
    Also, one officer was fired for blindly shooting into the apartment from the outside.
     
  4. Alma

    Alma Well-Known Member

    This excellent story answers a lot of questions:

    Breonna Taylor’s Life Was Changing. Then the Police Came to Her Door.

    One of the questions answered is that the cops executed many warrants that night, essentially all at once, looking for a violent drug dealer who kept several girlfriends, including Taylor. They found the dealer at another house. He claimed - it appears falsely - that Taylor was the one keeping his bail money.

    It's very tragic.
     
  5. Azrael

    Azrael Well-Known Member

    I understand the reluctance to hold police accountable, and it is tragic, but it was also preventable.

§ **Tasks**:
1: In the forum thread, where did police find the violent drug dealer they were looking for?
2: Reproduce word for word the stretch of the forum thread from "Alma Well-Known Member" through "It's very tragic.".

[Structured page parsing data]
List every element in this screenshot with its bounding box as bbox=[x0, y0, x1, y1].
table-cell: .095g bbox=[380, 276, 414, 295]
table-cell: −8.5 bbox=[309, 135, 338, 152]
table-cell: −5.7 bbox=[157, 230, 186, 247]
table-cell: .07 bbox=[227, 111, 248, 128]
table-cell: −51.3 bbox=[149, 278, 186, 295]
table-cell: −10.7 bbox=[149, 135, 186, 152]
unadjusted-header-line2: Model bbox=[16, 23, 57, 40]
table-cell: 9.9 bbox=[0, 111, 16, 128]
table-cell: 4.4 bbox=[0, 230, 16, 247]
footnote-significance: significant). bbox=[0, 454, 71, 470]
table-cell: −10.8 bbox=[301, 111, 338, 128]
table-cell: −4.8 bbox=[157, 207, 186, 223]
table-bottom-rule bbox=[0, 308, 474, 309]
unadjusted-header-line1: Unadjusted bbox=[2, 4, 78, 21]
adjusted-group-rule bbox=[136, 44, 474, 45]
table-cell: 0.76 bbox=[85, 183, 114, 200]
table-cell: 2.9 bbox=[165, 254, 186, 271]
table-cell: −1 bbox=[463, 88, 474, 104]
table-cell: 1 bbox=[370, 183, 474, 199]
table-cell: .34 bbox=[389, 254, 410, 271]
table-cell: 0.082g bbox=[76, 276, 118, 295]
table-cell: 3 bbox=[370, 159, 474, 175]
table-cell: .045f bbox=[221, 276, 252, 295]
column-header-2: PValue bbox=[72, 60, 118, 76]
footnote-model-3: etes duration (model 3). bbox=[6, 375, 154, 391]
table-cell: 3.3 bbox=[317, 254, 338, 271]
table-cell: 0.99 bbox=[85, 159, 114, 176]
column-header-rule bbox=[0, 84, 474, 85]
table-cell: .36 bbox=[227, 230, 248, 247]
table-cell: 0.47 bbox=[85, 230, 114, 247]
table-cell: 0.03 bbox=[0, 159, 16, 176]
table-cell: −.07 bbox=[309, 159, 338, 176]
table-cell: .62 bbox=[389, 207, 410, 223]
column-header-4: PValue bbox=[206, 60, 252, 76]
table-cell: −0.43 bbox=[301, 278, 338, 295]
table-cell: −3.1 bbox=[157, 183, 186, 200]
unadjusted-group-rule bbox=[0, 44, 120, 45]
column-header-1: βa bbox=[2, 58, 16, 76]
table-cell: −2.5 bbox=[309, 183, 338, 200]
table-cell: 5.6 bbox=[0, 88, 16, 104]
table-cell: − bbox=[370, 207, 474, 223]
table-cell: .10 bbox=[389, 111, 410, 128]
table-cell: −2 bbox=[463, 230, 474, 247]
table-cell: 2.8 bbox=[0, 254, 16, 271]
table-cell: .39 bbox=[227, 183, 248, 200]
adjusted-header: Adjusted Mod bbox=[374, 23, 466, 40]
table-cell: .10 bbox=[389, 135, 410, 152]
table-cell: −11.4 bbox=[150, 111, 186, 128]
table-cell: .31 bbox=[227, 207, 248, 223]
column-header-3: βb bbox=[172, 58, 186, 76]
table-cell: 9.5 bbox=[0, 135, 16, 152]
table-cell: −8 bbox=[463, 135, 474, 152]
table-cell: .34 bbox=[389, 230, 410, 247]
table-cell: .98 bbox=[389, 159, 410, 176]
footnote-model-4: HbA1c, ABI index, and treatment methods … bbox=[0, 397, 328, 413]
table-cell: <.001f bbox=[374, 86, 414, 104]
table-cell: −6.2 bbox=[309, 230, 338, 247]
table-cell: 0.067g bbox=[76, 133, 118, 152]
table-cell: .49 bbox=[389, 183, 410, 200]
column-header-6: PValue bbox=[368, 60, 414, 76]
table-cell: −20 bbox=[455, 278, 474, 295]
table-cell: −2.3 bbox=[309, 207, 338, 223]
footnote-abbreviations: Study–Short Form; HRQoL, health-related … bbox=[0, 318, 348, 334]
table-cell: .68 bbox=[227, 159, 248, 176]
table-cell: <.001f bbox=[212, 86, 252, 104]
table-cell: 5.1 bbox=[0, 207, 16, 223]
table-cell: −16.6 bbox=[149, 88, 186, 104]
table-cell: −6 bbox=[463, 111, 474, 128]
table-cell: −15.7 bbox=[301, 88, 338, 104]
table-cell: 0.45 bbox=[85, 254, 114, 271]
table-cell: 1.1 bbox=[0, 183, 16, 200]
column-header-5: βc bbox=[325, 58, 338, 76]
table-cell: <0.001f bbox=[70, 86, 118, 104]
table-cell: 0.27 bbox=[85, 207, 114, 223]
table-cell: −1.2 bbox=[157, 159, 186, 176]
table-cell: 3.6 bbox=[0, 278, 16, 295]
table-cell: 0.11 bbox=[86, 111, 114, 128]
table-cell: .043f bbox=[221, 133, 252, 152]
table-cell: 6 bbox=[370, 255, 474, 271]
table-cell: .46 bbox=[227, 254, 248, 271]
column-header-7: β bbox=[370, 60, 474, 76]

§ **Task-by-task solutions**:
1: They found him at another house.

2:
Alma Well-Known Member

    This excellent story answers a lot of questions:

    Breonna Taylor’s Life Was Changing. Then the Police Came to Her Door.

    One of the questions answered is that the cops executed many warrants that night, essentially all at once, looking for a violent drug dealer who kept several girlfriends, including Taylor. They found the dealer at another house. He claimed - it appears falsely - that Taylor was the one keeping his bail money.

    It's very tragic.